» Work required
Copy the data that follows, character for character, minus the pictures.

» Task data
** Begin **

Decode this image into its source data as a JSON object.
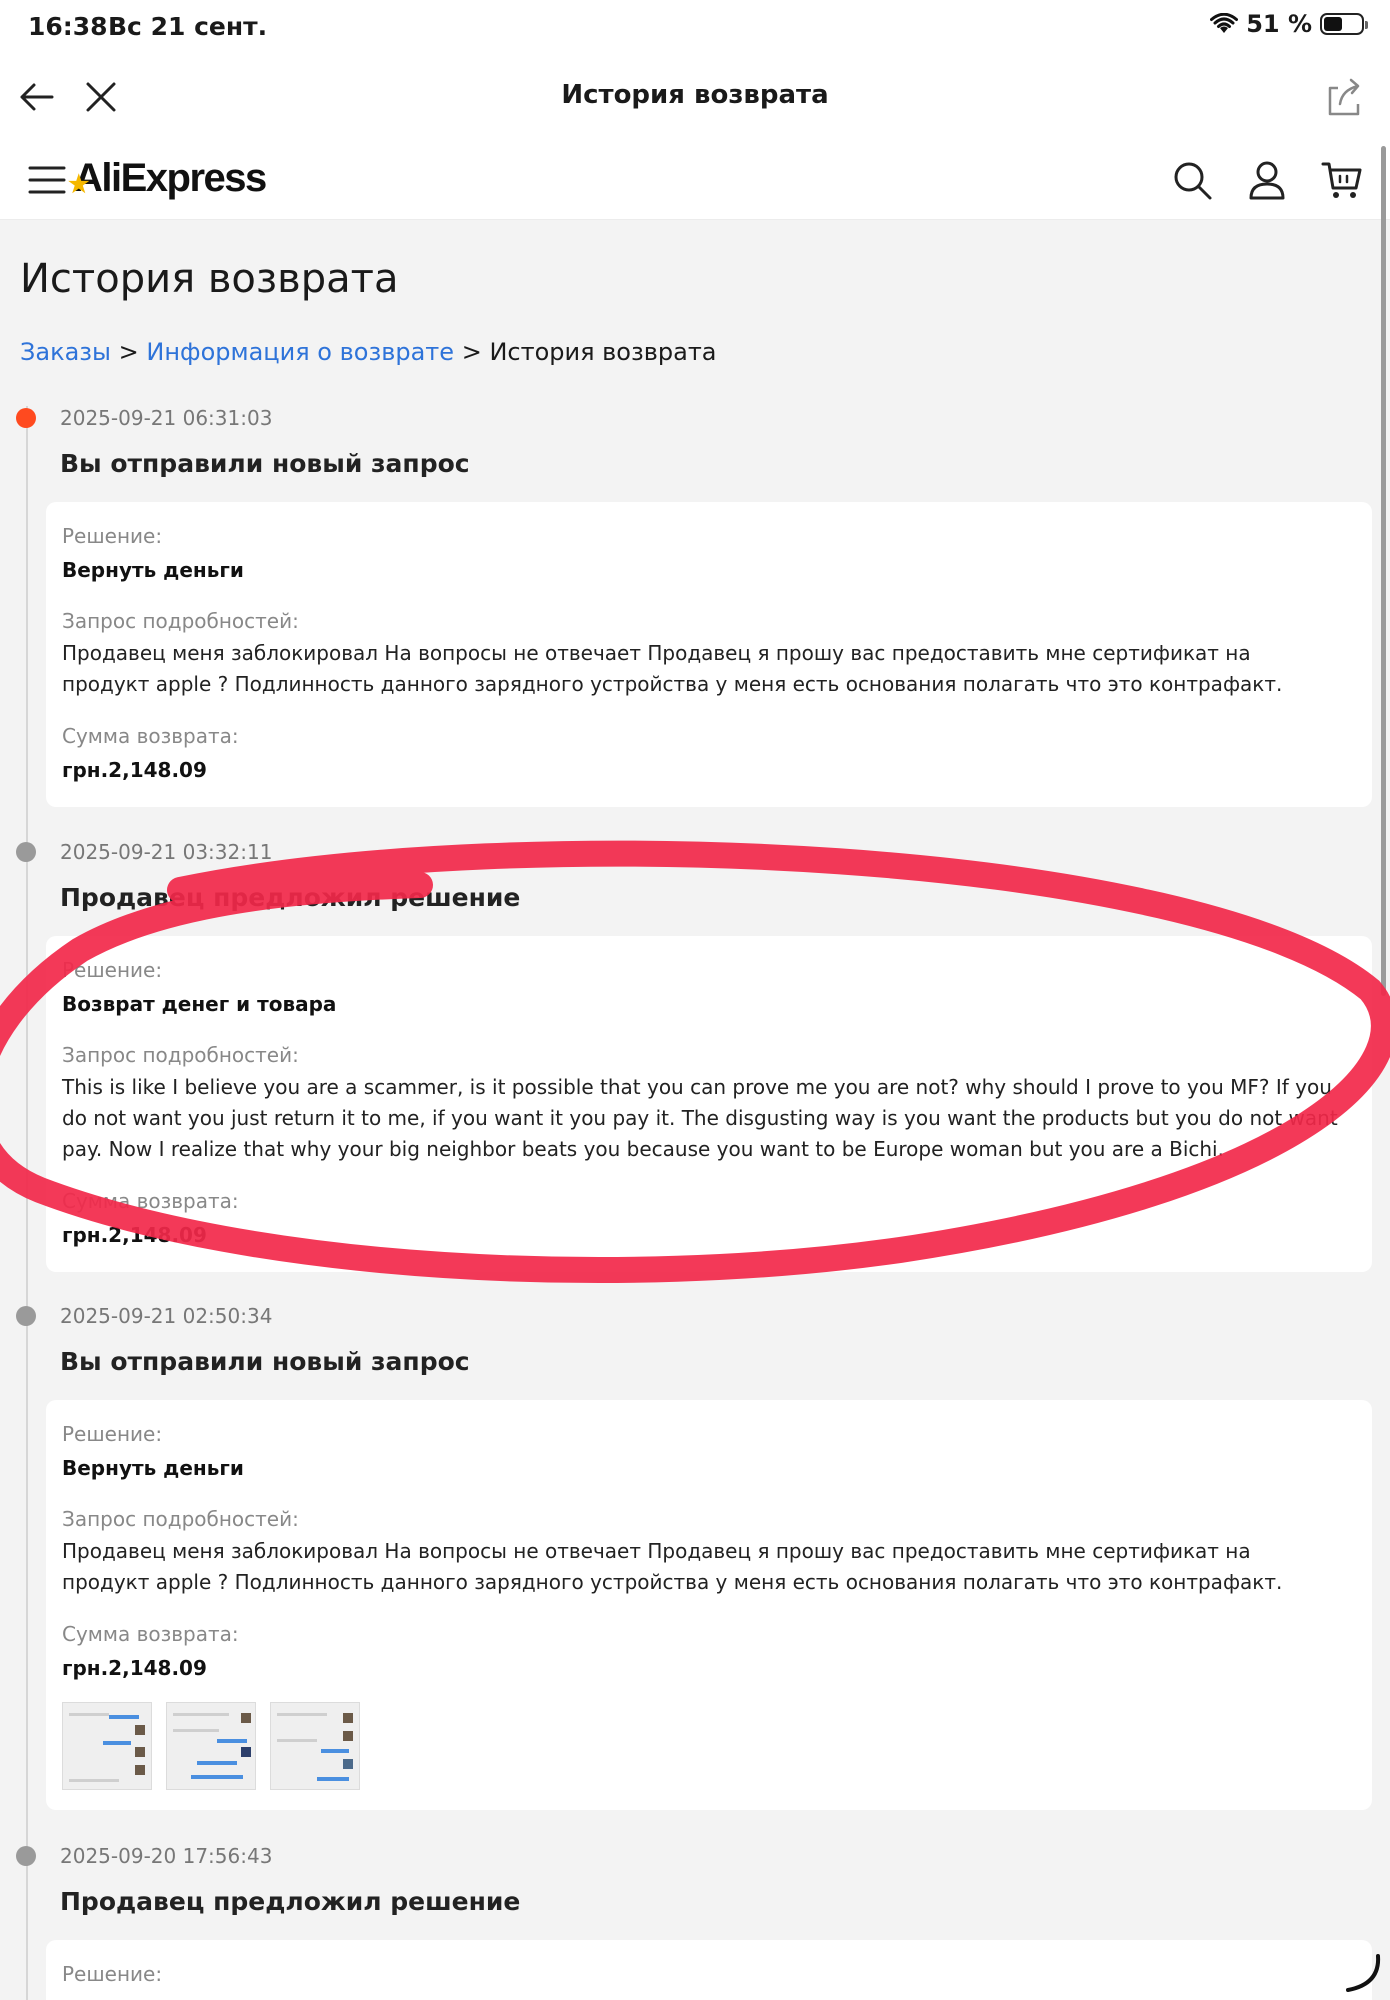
{
  "status_bar": {
    "time": "16:38",
    "date": "Вс 21 сент.",
    "battery": "51 %",
    "battery_level": 0.51
  },
  "nav": {
    "title": "История возврата"
  },
  "app": {
    "logo": "AliExpress"
  },
  "page": {
    "title": "История возврата",
    "breadcrumb": {
      "orders": "Заказы",
      "sep1": ">",
      "info": "Информация о возврате",
      "sep2": ">",
      "current": "История возврата"
    }
  },
  "entries": [
    {
      "timestamp": "2025-09-21 06:31:03",
      "title": "Вы отправили новый запрос",
      "decision_label": "Решение:",
      "decision": "Вернуть деньги",
      "details_label": "Запрос подробностей:",
      "details": "Продавец меня заблокировал На вопросы не отвечает Продавец я прошу вас предоставить мне сертификат на продукт apple ? Подлинность данного зарядного устройства у меня есть основания полагать что это контрафакт.",
      "amount_label": "Сумма возврата:",
      "amount": "грн.2,148.09"
    },
    {
      "timestamp": "2025-09-21 03:32:11",
      "title": "Продавец предложил решение",
      "decision_label": "Решение:",
      "decision": "Возврат денег и товара",
      "details_label": "Запрос подробностей:",
      "details": "This is like I believe you are a scammer, is it possible that you can prove me you are not? why should I prove to you MF? If you do not want you just return it to me, if you want it you pay it. The disgusting way is you want the products but you do not want pay. Now I realize that why your big neighbor beats you because you want to be Europe woman but you are a Bichi.",
      "amount_label": "Сумма возврата:",
      "amount": "грн.2,148.09"
    },
    {
      "timestamp": "2025-09-21 02:50:34",
      "title": "Вы отправили новый запрос",
      "decision_label": "Решение:",
      "decision": "Вернуть деньги",
      "details_label": "Запрос подробностей:",
      "details": "Продавец меня заблокировал На вопросы не отвечает Продавец я прошу вас предоставить мне сертификат на продукт apple ? Подлинность данного зарядного устройства у меня есть основания полагать что это контрафакт.",
      "amount_label": "Сумма возврата:",
      "amount": "грн.2,148.09"
    },
    {
      "timestamp": "2025-09-20 17:56:43",
      "title": "Продавец предложил решение",
      "decision_label": "Решение:"
    }
  ],
  "colors": {
    "accent": "#ff4a1f",
    "link": "#2e73d9",
    "annotation": "#f2284a"
  },
  "icons": [
    "back-arrow-icon",
    "close-icon",
    "share-icon",
    "menu-icon",
    "search-icon",
    "user-icon",
    "cart-icon",
    "wifi-icon",
    "battery-icon",
    "loading-spinner-icon"
  ]
}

** End **

» Result for this exercise
Decode this image into its source data as a JSON object.
{
  "status_bar": {
    "time": "16:38",
    "date": "Вс 21 сент.",
    "battery": "51 %",
    "battery_level": 0.51
  },
  "nav": {
    "title": "История возврата"
  },
  "app": {
    "logo": "AliExpress"
  },
  "page": {
    "title": "История возврата",
    "breadcrumb": {
      "orders": "Заказы",
      "sep1": ">",
      "info": "Информация о возврате",
      "sep2": ">",
      "current": "История возврата"
    }
  },
  "entries": [
    {
      "timestamp": "2025-09-21 06:31:03",
      "title": "Вы отправили новый запрос",
      "decision_label": "Решение:",
      "decision": "Вернуть деньги",
      "details_label": "Запрос подробностей:",
      "details": "Продавец меня заблокировал На вопросы не отвечает Продавец я прошу вас предоставить мне сертификат на продукт apple ? Подлинность данного зарядного устройства у меня есть основания полагать что это контрафакт.",
      "amount_label": "Сумма возврата:",
      "amount": "грн.2,148.09"
    },
    {
      "timestamp": "2025-09-21 03:32:11",
      "title": "Продавец предложил решение",
      "decision_label": "Решение:",
      "decision": "Возврат денег и товара",
      "details_label": "Запрос подробностей:",
      "details": "This is like I believe you are a scammer, is it possible that you can prove me you are not? why should I prove to you MF? If you do not want you just return it to me, if you want it you pay it. The disgusting way is you want the products but you do not want pay. Now I realize that why your big neighbor beats you because you want to be Europe woman but you are a Bichi.",
      "amount_label": "Сумма возврата:",
      "amount": "грн.2,148.09"
    },
    {
      "timestamp": "2025-09-21 02:50:34",
      "title": "Вы отправили новый запрос",
      "decision_label": "Решение:",
      "decision": "Вернуть деньги",
      "details_label": "Запрос подробностей:",
      "details": "Продавец меня заблокировал На вопросы не отвечает Продавец я прошу вас предоставить мне сертификат на продукт apple ? Подлинность данного зарядного устройства у меня есть основания полагать что это контрафакт.",
      "amount_label": "Сумма возврата:",
      "amount": "грн.2,148.09"
    },
    {
      "timestamp": "2025-09-20 17:56:43",
      "title": "Продавец предложил решение",
      "decision_label": "Решение:"
    }
  ],
  "colors": {
    "accent": "#ff4a1f",
    "link": "#2e73d9",
    "annotation": "#f2284a"
  },
  "icons": [
    "back-arrow-icon",
    "close-icon",
    "share-icon",
    "menu-icon",
    "search-icon",
    "user-icon",
    "cart-icon",
    "wifi-icon",
    "battery-icon",
    "loading-spinner-icon"
  ]
}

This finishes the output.